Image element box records
>>>>>
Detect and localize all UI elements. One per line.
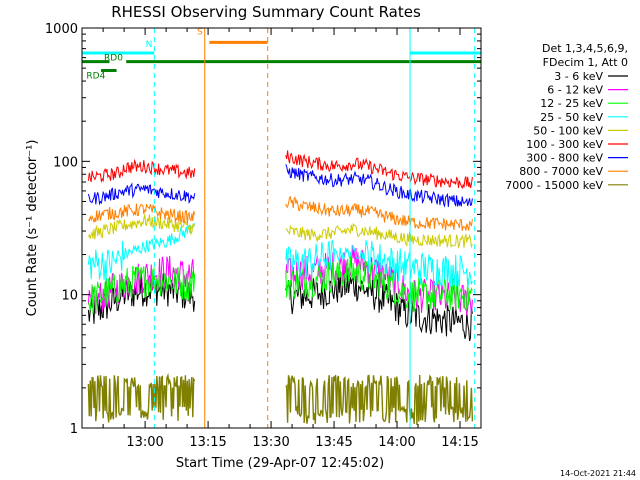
footer-timestamp: 14-Oct-2021 21:44 bbox=[560, 469, 636, 478]
y-tick-label: 10 bbox=[61, 289, 78, 304]
y-tick-label: 1 bbox=[70, 422, 78, 437]
legend-entry-label: 800 - 7000 keV bbox=[519, 165, 603, 178]
legend-entry-label: 6 - 12 keV bbox=[547, 84, 603, 97]
chart-title: RHESSI Observing Summary Count Rates bbox=[111, 3, 421, 21]
annotation-rd4: RD4 bbox=[86, 72, 105, 82]
x-tick-label: 14:00 bbox=[378, 435, 415, 450]
plot-frame bbox=[81, 27, 482, 429]
legend-entry-label: 12 - 25 keV bbox=[540, 97, 603, 110]
legend-entry-label: 3 - 6 keV bbox=[554, 70, 603, 83]
series-line-25-50-kev-seg1 bbox=[87, 223, 196, 282]
series-line-50-100-kev-seg2 bbox=[285, 222, 473, 249]
series-line-50-100-kev-seg1 bbox=[87, 214, 196, 240]
legend-entry-label: 300 - 800 keV bbox=[526, 152, 603, 165]
legend-entry-label: 7000 - 15000 keV bbox=[505, 179, 603, 192]
series-line-7000-15000-kev-seg1 bbox=[87, 372, 196, 423]
series-line-100-300-kev-seg2 bbox=[285, 150, 473, 190]
x-axis-label: Start Time (29-Apr-07 12:45:02) bbox=[176, 456, 384, 471]
legend-entry-label: 50 - 100 keV bbox=[533, 124, 603, 137]
series-line-25-50-kev-seg2 bbox=[285, 239, 473, 288]
series-line-800-7000-kev-seg1 bbox=[88, 203, 196, 224]
series-line-300-800-kev-seg2 bbox=[285, 164, 473, 208]
y-axis-label: Count Rate (s⁻¹ detector⁻¹) bbox=[25, 140, 40, 317]
annotation-s: S bbox=[197, 27, 203, 37]
series-line-12-25-kev-seg2 bbox=[285, 255, 473, 313]
y-tick-label: 100 bbox=[53, 155, 78, 170]
annotation-n: N bbox=[146, 40, 153, 50]
series-line-7000-15000-kev-seg2 bbox=[285, 374, 474, 425]
marker-layer: N S RD0 RD4 bbox=[81, 27, 481, 428]
x-tick-label: 13:30 bbox=[252, 435, 289, 450]
series-line-100-300-kev-seg1 bbox=[87, 158, 196, 184]
series-line-3-6-kev-seg2 bbox=[285, 270, 473, 342]
x-tick-label: 13:15 bbox=[189, 435, 226, 450]
legend: Det 1,3,4,5,6,9,FDecim 1, Att 03 - 6 keV… bbox=[505, 42, 628, 192]
series-line-800-7000-kev-seg2 bbox=[285, 195, 473, 231]
legend-entry-label: 100 - 300 keV bbox=[526, 138, 603, 151]
tick-layer: 13:00 13:15 13:30 13:45 14:00 14:15 1 10 100 1000 bbox=[45, 22, 482, 450]
x-tick-label: 13:00 bbox=[126, 435, 163, 450]
legend-header-line: Det 1,3,4,5,6,9, bbox=[542, 42, 628, 55]
annotation-rd0: RD0 bbox=[104, 54, 123, 64]
x-tick-label: 13:45 bbox=[315, 435, 352, 450]
series-layer bbox=[87, 150, 474, 425]
legend-header-line: FDecim 1, Att 0 bbox=[543, 56, 628, 69]
x-tick-label: 14:15 bbox=[441, 435, 478, 450]
legend-entry-label: 25 - 50 keV bbox=[540, 111, 603, 124]
y-tick-label: 1000 bbox=[45, 22, 78, 37]
series-line-300-800-kev-seg1 bbox=[87, 182, 196, 206]
series-line-12-25-kev-seg1 bbox=[87, 265, 196, 315]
<<<<<
• **TASK**: Rewrite everything from the line containing "footer-timestamp: 14-Oct-2021 21:44" down to the line containing "plot-frame bbox=[81, 27, 482, 429]", putting "y-axis-tick" in place of "y-tick-label" and leaving the rest unchanged.

• **FINISHED TASK**:
footer-timestamp: 14-Oct-2021 21:44 bbox=[560, 469, 636, 478]
y-axis-tick: 10 bbox=[61, 289, 78, 304]
y-axis-tick: 1 bbox=[70, 422, 78, 437]
legend-entry-label: 800 - 7000 keV bbox=[519, 165, 603, 178]
legend-entry-label: 6 - 12 keV bbox=[547, 84, 603, 97]
chart-title: RHESSI Observing Summary Count Rates bbox=[111, 3, 421, 21]
annotation-rd4: RD4 bbox=[86, 72, 105, 82]
x-tick-label: 14:00 bbox=[378, 435, 415, 450]
plot-frame bbox=[81, 27, 482, 429]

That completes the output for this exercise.